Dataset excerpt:
════════════════════

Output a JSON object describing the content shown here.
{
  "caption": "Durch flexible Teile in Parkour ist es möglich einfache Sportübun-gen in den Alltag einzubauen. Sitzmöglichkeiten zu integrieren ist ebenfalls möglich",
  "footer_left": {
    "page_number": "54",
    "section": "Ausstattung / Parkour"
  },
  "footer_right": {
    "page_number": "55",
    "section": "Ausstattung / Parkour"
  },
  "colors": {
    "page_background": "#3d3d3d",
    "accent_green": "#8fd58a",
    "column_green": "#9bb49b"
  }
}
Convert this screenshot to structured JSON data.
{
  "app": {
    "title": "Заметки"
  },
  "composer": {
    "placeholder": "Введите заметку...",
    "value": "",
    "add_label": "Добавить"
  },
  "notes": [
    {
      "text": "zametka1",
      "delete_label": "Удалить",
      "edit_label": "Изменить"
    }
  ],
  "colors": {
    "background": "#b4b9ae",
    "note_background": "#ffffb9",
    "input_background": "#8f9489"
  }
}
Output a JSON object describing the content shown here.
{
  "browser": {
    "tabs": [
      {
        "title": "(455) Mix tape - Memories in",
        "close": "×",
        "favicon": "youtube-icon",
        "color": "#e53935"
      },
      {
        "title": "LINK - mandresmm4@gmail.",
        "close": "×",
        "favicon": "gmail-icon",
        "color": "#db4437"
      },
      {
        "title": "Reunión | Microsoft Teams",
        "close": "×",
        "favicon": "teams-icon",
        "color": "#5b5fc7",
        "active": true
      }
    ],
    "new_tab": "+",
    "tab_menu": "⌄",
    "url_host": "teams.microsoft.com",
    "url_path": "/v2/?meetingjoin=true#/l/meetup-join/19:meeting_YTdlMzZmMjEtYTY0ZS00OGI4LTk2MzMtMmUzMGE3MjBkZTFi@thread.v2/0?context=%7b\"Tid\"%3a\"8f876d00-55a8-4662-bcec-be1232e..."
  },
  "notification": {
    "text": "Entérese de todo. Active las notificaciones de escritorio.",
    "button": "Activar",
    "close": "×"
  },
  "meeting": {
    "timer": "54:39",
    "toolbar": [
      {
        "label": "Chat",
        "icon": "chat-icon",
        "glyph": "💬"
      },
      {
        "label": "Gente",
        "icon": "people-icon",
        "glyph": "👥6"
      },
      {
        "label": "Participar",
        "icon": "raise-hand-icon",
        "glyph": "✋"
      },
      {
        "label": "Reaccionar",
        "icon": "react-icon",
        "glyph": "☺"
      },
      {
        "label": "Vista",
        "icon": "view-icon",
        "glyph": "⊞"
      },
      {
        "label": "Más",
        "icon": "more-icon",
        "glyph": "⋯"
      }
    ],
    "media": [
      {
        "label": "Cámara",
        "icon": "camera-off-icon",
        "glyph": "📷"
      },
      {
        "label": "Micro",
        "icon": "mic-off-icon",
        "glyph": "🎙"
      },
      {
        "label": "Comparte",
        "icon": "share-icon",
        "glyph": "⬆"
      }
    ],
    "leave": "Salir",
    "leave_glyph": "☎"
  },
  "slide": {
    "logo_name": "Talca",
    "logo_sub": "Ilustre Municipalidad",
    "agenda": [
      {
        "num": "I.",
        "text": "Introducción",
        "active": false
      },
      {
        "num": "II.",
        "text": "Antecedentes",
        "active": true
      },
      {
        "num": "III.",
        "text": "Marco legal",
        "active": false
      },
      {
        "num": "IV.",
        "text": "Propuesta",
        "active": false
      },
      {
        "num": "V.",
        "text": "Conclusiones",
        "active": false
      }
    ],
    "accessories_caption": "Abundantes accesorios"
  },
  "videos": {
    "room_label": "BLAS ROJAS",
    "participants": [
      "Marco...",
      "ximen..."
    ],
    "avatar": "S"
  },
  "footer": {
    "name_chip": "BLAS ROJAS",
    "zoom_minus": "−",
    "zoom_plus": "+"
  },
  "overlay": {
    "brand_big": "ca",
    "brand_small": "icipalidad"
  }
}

════════════════════

Goal of the exercise: All of the data shown above must be copied exactly.

Reply:
Output a JSON object describing the content shown here.
{
  "caption": "Durch flexible Teile in Parkour ist es möglich einfache Sportübun-gen in den Alltag einzubauen. Sitzmöglichkeiten zu integrieren ist ebenfalls möglich",
  "footer_left": {
    "page_number": "54",
    "section": "Ausstattung / Parkour"
  },
  "footer_right": {
    "page_number": "55",
    "section": "Ausstattung / Parkour"
  },
  "colors": {
    "page_background": "#3d3d3d",
    "accent_green": "#8fd58a",
    "column_green": "#9bb49b"
  }
}
Convert this screenshot to structured JSON data.
{
  "app": {
    "title": "Заметки"
  },
  "composer": {
    "placeholder": "Введите заметку...",
    "value": "",
    "add_label": "Добавить"
  },
  "notes": [
    {
      "text": "zametka1",
      "delete_label": "Удалить",
      "edit_label": "Изменить"
    }
  ],
  "colors": {
    "background": "#b4b9ae",
    "note_background": "#ffffb9",
    "input_background": "#8f9489"
  }
}
Output a JSON object describing the content shown here.
{
  "browser": {
    "tabs": [
      {
        "title": "(455) Mix tape - Memories in",
        "close": "×",
        "favicon": "youtube-icon",
        "color": "#e53935"
      },
      {
        "title": "LINK - mandresmm4@gmail.",
        "close": "×",
        "favicon": "gmail-icon",
        "color": "#db4437"
      },
      {
        "title": "Reunión | Microsoft Teams",
        "close": "×",
        "favicon": "teams-icon",
        "color": "#5b5fc7",
        "active": true
      }
    ],
    "new_tab": "+",
    "tab_menu": "⌄",
    "url_host": "teams.microsoft.com",
    "url_path": "/v2/?meetingjoin=true#/l/meetup-join/19:meeting_YTdlMzZmMjEtYTY0ZS00OGI4LTk2MzMtMmUzMGE3MjBkZTFi@thread.v2/0?context=%7b\"Tid\"%3a\"8f876d00-55a8-4662-bcec-be1232e..."
  },
  "notification": {
    "text": "Entérese de todo. Active las notificaciones de escritorio.",
    "button": "Activar",
    "close": "×"
  },
  "meeting": {
    "timer": "54:39",
    "toolbar": [
      {
        "label": "Chat",
        "icon": "chat-icon",
        "glyph": "💬"
      },
      {
        "label": "Gente",
        "icon": "people-icon",
        "glyph": "👥6"
      },
      {
        "label": "Participar",
        "icon": "raise-hand-icon",
        "glyph": "✋"
      },
      {
        "label": "Reaccionar",
        "icon": "react-icon",
        "glyph": "☺"
      },
      {
        "label": "Vista",
        "icon": "view-icon",
        "glyph": "⊞"
      },
      {
        "label": "Más",
        "icon": "more-icon",
        "glyph": "⋯"
      }
    ],
    "media": [
      {
        "label": "Cámara",
        "icon": "camera-off-icon",
        "glyph": "📷"
      },
      {
        "label": "Micro",
        "icon": "mic-off-icon",
        "glyph": "🎙"
      },
      {
        "label": "Comparte",
        "icon": "share-icon",
        "glyph": "⬆"
      }
    ],
    "leave": "Salir",
    "leave_glyph": "☎"
  },
  "slide": {
    "logo_name": "Talca",
    "logo_sub": "Ilustre Municipalidad",
    "agenda": [
      {
        "num": "I.",
        "text": "Introducción",
        "active": false
      },
      {
        "num": "II.",
        "text": "Antecedentes",
        "active": true
      },
      {
        "num": "III.",
        "text": "Marco legal",
        "active": false
      },
      {
        "num": "IV.",
        "text": "Propuesta",
        "active": false
      },
      {
        "num": "V.",
        "text": "Conclusiones",
        "active": false
      }
    ],
    "accessories_caption": "Abundantes accesorios"
  },
  "videos": {
    "room_label": "BLAS ROJAS",
    "participants": [
      "Marco...",
      "ximen..."
    ],
    "avatar": "S"
  },
  "footer": {
    "name_chip": "BLAS ROJAS",
    "zoom_minus": "−",
    "zoom_plus": "+"
  },
  "overlay": {
    "brand_big": "ca",
    "brand_small": "icipalidad"
  }
}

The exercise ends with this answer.